## WHAT YOU NEED TO DO
An exact copy of all the data is required, with pictures left out.

[Stored data entries]
****************************************
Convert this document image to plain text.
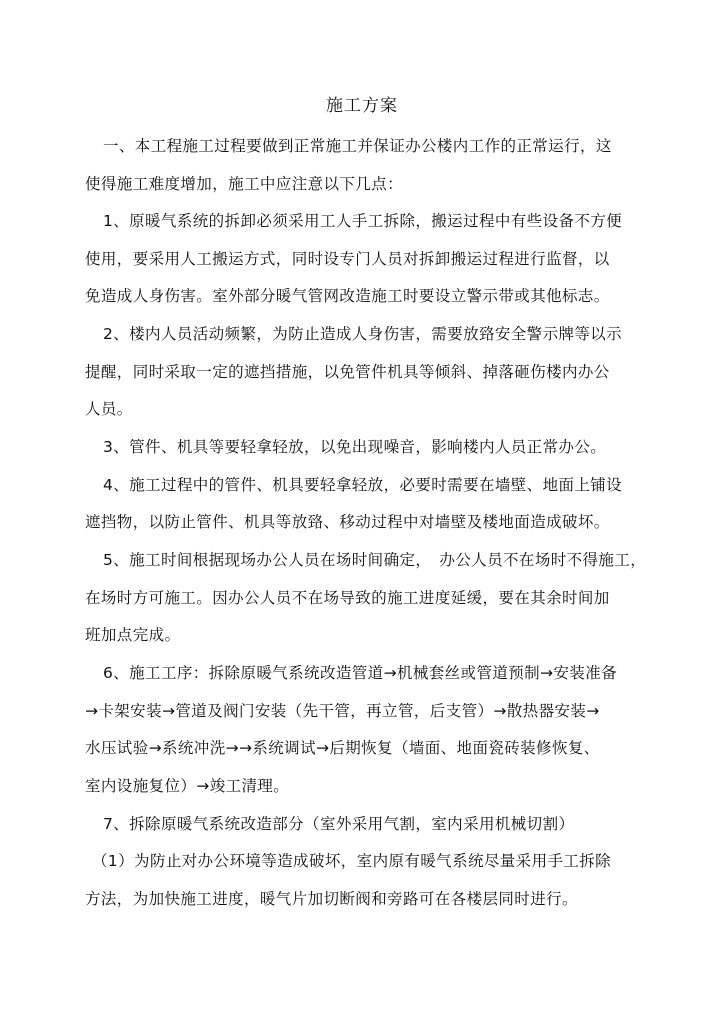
施工方案
一、本工程施工过程要做到正常施工并保证办公楼内工作的正常运行，这
使得施工难度增加，施工中应注意以下几点：
1、原暖气系统的拆卸必须采用工人手工拆除，搬运过程中有些设备不方便
使用，要采用人工搬运方式，同时设专门人员对拆卸搬运过程进行监督，以
免造成人身伤害。室外部分暖气管网改造施工时要设立警示带或其他标志。
2、楼内人员活动频繁，为防止造成人身伤害，需要放臵安全警示牌等以示
提醒，同时采取一定的遮挡措施，以免管件机具等倾斜、掉落砸伤楼内办公
人员。
3、管件、机具等要轻拿轻放，以免出现噪音，影响楼内人员正常办公。
4、施工过程中的管件、机具要轻拿轻放，必要时需要在墙壁、地面上铺设
遮挡物，以防止管件、机具等放臵、移动过程中对墙壁及楼地面造成破坏。
5、施工时间根据现场办公人员在场时间确定，　办公人员不在场时不得施工，
在场时方可施工。因办公人员不在场导致的施工进度延缓，要在其余时间加
班加点完成。
6、施工工序：拆除原暖气系统改造管道→机械套丝或管道预制→安装准备
→卡架安装→管道及阀门安装（先干管，再立管，后支管）→散热器安装→
水压试验→系统冲洗→→系统调试→后期恢复（墙面、地面瓷砖装修恢复、
室内设施复位）→竣工清理。
7、拆除原暖气系统改造部分（室外采用气割，室内采用机械切割）
（1）为防止对办公环境等造成破坏，室内原有暖气系统尽量采用手工拆除
方法，为加快施工进度，暖气片加切断阀和旁路可在各楼层同时进行。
****************************************
## ANSWER TO THE EXERCISE
Convert this document image to plain text.
施工方案
一、本工程施工过程要做到正常施工并保证办公楼内工作的正常运行，这
使得施工难度增加，施工中应注意以下几点：
1、原暖气系统的拆卸必须采用工人手工拆除，搬运过程中有些设备不方便
使用，要采用人工搬运方式，同时设专门人员对拆卸搬运过程进行监督，以
免造成人身伤害。室外部分暖气管网改造施工时要设立警示带或其他标志。
2、楼内人员活动频繁，为防止造成人身伤害，需要放臵安全警示牌等以示
提醒，同时采取一定的遮挡措施，以免管件机具等倾斜、掉落砸伤楼内办公
人员。
3、管件、机具等要轻拿轻放，以免出现噪音，影响楼内人员正常办公。
4、施工过程中的管件、机具要轻拿轻放，必要时需要在墙壁、地面上铺设
遮挡物，以防止管件、机具等放臵、移动过程中对墙壁及楼地面造成破坏。
5、施工时间根据现场办公人员在场时间确定，　办公人员不在场时不得施工，
在场时方可施工。因办公人员不在场导致的施工进度延缓，要在其余时间加
班加点完成。
6、施工工序：拆除原暖气系统改造管道→机械套丝或管道预制→安装准备
→卡架安装→管道及阀门安装（先干管，再立管，后支管）→散热器安装→
水压试验→系统冲洗→→系统调试→后期恢复（墙面、地面瓷砖装修恢复、
室内设施复位）→竣工清理。
7、拆除原暖气系统改造部分（室外采用气割，室内采用机械切割）
（1）为防止对办公环境等造成破坏，室内原有暖气系统尽量采用手工拆除
方法，为加快施工进度，暖气片加切断阀和旁路可在各楼层同时进行。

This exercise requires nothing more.